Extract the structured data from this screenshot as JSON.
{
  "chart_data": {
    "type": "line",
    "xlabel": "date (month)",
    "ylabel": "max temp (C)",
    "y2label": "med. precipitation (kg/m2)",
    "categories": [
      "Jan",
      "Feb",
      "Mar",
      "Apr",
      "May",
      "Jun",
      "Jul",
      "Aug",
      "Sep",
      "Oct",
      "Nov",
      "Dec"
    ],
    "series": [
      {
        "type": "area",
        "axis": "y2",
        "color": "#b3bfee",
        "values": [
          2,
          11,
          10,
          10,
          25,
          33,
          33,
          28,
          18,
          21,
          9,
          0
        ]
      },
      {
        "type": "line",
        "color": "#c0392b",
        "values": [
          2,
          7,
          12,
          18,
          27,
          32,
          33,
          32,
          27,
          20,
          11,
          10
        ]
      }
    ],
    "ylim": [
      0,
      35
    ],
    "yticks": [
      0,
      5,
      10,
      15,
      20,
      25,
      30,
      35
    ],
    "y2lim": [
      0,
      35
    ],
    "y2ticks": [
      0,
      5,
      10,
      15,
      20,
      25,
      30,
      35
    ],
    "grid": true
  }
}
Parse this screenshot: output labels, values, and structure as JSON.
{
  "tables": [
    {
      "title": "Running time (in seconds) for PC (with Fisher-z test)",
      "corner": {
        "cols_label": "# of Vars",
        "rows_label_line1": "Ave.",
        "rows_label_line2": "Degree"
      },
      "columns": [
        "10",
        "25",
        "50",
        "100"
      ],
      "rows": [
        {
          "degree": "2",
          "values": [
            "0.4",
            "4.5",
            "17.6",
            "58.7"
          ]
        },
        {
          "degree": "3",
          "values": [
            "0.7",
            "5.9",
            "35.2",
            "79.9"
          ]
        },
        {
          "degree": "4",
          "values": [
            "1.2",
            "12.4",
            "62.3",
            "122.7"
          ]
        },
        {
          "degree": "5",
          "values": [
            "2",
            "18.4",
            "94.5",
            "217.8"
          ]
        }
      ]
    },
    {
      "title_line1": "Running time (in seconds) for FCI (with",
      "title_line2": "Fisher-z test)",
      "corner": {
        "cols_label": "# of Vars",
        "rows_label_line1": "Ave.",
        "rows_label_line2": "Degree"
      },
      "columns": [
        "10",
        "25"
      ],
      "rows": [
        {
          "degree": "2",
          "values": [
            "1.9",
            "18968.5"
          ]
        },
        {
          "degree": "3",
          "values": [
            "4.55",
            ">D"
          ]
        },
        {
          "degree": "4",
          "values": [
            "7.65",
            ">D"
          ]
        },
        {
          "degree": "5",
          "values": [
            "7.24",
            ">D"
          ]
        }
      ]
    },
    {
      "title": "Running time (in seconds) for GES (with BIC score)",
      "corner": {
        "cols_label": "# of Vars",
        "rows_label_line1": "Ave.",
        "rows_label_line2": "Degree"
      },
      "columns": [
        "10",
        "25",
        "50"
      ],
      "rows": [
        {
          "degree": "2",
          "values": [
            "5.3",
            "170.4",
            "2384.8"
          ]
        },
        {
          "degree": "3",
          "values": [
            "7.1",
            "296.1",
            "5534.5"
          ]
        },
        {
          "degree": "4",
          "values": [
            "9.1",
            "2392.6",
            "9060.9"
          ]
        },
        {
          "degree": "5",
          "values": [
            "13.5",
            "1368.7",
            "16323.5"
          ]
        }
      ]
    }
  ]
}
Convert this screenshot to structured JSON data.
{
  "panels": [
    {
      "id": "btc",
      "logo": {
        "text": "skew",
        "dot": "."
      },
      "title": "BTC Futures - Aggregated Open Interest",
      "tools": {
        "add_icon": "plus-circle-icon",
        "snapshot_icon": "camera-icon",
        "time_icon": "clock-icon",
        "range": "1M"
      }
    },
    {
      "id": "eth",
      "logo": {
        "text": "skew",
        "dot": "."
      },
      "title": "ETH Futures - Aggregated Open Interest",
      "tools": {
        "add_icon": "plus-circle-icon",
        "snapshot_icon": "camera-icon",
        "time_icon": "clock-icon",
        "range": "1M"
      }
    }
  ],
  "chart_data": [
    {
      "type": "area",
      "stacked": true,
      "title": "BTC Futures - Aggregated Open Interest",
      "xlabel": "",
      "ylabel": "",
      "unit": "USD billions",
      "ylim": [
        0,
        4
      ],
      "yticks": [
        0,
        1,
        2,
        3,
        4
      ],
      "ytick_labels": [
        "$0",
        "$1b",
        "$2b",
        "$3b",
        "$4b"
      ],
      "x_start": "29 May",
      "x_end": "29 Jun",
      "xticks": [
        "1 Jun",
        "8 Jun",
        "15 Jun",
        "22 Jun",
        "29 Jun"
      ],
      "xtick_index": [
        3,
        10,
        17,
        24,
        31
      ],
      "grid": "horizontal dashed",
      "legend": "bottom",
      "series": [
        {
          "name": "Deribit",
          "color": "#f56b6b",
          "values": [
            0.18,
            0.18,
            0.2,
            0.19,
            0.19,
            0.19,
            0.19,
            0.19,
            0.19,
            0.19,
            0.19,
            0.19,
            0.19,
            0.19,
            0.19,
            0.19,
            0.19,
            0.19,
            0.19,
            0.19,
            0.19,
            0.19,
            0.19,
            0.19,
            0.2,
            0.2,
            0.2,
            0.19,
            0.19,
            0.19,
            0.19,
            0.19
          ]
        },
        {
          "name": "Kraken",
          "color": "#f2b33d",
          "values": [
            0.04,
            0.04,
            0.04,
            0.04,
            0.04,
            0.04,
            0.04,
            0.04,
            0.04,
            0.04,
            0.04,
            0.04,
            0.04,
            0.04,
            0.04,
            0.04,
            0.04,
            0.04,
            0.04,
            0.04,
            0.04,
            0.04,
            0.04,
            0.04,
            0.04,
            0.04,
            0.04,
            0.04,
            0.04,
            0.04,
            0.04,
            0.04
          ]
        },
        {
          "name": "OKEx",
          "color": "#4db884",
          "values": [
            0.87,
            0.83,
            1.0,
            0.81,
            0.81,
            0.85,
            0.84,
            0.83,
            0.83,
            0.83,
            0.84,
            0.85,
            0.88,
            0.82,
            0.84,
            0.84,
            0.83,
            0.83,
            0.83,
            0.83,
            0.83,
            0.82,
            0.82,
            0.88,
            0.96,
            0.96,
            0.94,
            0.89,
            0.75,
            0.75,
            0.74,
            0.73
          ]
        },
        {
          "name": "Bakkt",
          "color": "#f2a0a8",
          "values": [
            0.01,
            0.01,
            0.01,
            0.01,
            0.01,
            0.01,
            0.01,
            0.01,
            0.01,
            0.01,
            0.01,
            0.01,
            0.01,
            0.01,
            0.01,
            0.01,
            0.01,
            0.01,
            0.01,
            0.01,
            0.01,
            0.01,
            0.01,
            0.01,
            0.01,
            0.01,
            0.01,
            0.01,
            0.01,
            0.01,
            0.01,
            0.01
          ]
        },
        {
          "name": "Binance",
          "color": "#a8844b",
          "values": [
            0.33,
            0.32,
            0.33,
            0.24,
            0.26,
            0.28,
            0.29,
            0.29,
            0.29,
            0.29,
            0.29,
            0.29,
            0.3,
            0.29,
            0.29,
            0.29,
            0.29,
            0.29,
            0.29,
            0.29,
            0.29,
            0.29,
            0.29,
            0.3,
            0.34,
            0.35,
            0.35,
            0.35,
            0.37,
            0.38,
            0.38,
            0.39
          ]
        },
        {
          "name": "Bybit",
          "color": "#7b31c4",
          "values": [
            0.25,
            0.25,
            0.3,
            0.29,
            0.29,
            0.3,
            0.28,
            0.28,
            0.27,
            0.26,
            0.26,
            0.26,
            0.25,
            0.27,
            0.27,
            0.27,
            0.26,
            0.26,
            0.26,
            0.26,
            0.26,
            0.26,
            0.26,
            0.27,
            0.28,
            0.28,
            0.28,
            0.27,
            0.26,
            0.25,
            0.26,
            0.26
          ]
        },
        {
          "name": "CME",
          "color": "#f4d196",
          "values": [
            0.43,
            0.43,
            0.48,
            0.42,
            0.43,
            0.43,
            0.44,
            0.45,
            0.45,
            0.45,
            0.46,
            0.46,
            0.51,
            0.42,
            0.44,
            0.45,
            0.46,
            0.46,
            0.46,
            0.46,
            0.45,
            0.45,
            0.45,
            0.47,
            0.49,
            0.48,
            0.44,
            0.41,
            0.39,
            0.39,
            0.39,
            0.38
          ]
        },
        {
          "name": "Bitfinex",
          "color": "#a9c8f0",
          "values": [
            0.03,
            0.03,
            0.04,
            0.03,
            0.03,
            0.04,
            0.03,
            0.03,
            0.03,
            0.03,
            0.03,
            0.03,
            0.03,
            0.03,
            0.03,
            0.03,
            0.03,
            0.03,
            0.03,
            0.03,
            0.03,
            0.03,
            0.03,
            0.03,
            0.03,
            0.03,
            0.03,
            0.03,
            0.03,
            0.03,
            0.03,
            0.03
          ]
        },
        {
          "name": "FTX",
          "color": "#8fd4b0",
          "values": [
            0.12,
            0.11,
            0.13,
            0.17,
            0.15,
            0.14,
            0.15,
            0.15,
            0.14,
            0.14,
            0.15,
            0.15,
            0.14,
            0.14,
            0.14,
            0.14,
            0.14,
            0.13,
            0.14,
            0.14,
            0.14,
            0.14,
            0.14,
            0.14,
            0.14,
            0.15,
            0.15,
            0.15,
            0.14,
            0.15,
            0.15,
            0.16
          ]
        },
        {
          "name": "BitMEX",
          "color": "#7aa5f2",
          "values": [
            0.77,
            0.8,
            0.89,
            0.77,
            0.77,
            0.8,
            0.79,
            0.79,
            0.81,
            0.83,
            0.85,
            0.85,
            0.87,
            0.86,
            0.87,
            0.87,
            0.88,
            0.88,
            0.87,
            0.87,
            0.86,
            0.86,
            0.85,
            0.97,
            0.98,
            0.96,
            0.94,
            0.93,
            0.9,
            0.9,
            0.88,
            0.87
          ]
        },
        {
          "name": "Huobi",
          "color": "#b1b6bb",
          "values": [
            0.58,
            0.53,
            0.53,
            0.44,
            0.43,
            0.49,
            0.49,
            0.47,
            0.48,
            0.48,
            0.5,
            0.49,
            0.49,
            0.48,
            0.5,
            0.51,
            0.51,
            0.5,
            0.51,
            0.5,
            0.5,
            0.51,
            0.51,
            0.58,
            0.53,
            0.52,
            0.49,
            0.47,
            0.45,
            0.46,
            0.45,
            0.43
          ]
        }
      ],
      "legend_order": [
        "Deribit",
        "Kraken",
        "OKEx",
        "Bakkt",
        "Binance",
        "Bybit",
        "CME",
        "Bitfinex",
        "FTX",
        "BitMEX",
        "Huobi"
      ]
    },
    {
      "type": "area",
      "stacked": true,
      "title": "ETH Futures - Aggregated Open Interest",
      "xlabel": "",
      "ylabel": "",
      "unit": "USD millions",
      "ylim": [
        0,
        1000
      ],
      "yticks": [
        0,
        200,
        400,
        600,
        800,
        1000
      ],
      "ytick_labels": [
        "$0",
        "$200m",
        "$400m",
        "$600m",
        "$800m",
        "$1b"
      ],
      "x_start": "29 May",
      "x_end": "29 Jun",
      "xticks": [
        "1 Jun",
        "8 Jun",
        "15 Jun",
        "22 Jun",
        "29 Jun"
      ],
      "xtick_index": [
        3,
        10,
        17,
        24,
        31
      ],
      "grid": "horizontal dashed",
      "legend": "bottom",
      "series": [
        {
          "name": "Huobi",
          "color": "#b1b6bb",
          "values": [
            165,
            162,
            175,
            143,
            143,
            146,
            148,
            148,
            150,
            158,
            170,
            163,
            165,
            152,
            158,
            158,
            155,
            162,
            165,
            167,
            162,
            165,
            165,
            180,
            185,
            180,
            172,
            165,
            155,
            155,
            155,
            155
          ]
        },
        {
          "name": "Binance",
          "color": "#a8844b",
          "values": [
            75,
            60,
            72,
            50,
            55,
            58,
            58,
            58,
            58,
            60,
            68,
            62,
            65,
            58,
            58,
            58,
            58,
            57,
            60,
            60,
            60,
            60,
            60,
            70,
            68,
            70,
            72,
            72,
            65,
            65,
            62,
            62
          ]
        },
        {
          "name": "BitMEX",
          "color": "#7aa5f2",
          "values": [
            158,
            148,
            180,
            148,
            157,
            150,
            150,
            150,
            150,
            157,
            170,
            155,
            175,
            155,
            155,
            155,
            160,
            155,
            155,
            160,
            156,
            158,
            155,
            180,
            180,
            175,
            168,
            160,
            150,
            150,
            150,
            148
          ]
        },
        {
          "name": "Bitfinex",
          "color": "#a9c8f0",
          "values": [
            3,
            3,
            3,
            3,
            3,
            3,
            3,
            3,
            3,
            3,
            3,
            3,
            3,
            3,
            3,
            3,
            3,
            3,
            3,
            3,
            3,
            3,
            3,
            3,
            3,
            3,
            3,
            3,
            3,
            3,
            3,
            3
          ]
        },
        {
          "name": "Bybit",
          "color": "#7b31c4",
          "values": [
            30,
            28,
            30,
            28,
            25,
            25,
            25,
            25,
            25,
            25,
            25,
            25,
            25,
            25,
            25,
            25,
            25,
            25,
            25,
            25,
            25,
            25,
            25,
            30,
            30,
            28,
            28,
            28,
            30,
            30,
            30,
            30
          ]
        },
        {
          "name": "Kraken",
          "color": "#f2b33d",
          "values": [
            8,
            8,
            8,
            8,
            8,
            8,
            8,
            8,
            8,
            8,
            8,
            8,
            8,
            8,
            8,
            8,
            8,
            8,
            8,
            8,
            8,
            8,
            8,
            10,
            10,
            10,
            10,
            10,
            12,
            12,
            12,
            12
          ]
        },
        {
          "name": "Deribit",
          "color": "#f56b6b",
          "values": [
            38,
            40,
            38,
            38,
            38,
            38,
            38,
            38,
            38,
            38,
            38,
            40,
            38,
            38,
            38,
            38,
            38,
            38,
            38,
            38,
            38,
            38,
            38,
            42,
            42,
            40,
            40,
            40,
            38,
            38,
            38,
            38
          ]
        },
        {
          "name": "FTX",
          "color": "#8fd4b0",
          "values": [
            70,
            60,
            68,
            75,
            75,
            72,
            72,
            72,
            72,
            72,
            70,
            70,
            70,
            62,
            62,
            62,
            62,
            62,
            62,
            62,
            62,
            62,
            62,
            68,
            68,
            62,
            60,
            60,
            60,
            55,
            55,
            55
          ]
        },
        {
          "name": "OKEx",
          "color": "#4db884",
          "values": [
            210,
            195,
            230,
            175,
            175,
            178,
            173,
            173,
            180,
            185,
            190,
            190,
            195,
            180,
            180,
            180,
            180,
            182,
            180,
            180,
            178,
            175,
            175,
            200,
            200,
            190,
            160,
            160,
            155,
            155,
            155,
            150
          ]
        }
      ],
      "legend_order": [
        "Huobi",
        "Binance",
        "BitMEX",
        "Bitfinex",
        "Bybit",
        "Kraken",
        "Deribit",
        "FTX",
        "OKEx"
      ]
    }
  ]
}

§

== Task details ==
Return every line of the preceding records in which the word "unit" appears.

== The response ==
      "unit": "USD billions",
      "unit": "USD millions",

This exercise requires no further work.